* Begin *

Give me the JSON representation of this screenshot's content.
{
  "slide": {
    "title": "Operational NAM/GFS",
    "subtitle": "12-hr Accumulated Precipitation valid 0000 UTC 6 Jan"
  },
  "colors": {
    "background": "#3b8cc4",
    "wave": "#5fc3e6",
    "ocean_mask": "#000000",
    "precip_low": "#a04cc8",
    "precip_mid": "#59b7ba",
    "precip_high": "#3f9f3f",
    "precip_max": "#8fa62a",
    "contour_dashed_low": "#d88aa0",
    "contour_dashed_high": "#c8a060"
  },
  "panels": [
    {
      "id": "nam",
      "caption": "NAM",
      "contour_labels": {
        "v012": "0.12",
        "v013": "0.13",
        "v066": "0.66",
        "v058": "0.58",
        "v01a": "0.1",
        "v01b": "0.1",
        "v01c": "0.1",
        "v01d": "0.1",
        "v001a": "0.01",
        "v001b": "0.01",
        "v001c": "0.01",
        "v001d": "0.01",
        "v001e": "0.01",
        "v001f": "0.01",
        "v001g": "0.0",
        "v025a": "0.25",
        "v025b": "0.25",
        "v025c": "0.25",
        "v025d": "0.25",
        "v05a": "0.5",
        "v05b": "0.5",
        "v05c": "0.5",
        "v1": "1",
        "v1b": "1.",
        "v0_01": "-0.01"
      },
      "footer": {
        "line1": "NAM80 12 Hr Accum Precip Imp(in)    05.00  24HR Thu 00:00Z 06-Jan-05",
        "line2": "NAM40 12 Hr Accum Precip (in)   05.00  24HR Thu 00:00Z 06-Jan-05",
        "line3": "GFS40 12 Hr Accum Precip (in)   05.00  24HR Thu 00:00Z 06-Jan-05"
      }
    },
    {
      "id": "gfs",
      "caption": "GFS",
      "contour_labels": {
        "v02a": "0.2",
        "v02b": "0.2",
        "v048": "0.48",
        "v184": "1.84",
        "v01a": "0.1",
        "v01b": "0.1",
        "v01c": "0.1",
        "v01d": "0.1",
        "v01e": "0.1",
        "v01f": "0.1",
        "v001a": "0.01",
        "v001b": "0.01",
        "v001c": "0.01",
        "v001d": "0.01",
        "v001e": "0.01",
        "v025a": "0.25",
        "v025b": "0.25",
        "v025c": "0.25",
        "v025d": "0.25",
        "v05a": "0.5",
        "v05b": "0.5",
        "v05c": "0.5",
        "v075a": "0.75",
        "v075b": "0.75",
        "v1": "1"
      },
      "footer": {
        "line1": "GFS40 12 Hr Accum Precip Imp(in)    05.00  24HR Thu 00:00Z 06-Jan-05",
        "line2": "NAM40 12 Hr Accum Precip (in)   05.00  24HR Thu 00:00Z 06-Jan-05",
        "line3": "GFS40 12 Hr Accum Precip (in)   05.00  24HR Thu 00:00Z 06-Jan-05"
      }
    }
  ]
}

* End *

• [WHAT YOU WILL DO]
Go through the records above and set each one down exactly, please.

• [OUTPUT FOR THIS TASK]
Give me the JSON representation of this screenshot's content.
{
  "slide": {
    "title": "Operational NAM/GFS",
    "subtitle": "12-hr Accumulated Precipitation valid 0000 UTC 6 Jan"
  },
  "colors": {
    "background": "#3b8cc4",
    "wave": "#5fc3e6",
    "ocean_mask": "#000000",
    "precip_low": "#a04cc8",
    "precip_mid": "#59b7ba",
    "precip_high": "#3f9f3f",
    "precip_max": "#8fa62a",
    "contour_dashed_low": "#d88aa0",
    "contour_dashed_high": "#c8a060"
  },
  "panels": [
    {
      "id": "nam",
      "caption": "NAM",
      "contour_labels": {
        "v012": "0.12",
        "v013": "0.13",
        "v066": "0.66",
        "v058": "0.58",
        "v01a": "0.1",
        "v01b": "0.1",
        "v01c": "0.1",
        "v01d": "0.1",
        "v001a": "0.01",
        "v001b": "0.01",
        "v001c": "0.01",
        "v001d": "0.01",
        "v001e": "0.01",
        "v001f": "0.01",
        "v001g": "0.0",
        "v025a": "0.25",
        "v025b": "0.25",
        "v025c": "0.25",
        "v025d": "0.25",
        "v05a": "0.5",
        "v05b": "0.5",
        "v05c": "0.5",
        "v1": "1",
        "v1b": "1.",
        "v0_01": "-0.01"
      },
      "footer": {
        "line1": "NAM80 12 Hr Accum Precip Imp(in)    05.00  24HR Thu 00:00Z 06-Jan-05",
        "line2": "NAM40 12 Hr Accum Precip (in)   05.00  24HR Thu 00:00Z 06-Jan-05",
        "line3": "GFS40 12 Hr Accum Precip (in)   05.00  24HR Thu 00:00Z 06-Jan-05"
      }
    },
    {
      "id": "gfs",
      "caption": "GFS",
      "contour_labels": {
        "v02a": "0.2",
        "v02b": "0.2",
        "v048": "0.48",
        "v184": "1.84",
        "v01a": "0.1",
        "v01b": "0.1",
        "v01c": "0.1",
        "v01d": "0.1",
        "v01e": "0.1",
        "v01f": "0.1",
        "v001a": "0.01",
        "v001b": "0.01",
        "v001c": "0.01",
        "v001d": "0.01",
        "v001e": "0.01",
        "v025a": "0.25",
        "v025b": "0.25",
        "v025c": "0.25",
        "v025d": "0.25",
        "v05a": "0.5",
        "v05b": "0.5",
        "v05c": "0.5",
        "v075a": "0.75",
        "v075b": "0.75",
        "v1": "1"
      },
      "footer": {
        "line1": "GFS40 12 Hr Accum Precip Imp(in)    05.00  24HR Thu 00:00Z 06-Jan-05",
        "line2": "NAM40 12 Hr Accum Precip (in)   05.00  24HR Thu 00:00Z 06-Jan-05",
        "line3": "GFS40 12 Hr Accum Precip (in)   05.00  24HR Thu 00:00Z 06-Jan-05"
      }
    }
  ]
}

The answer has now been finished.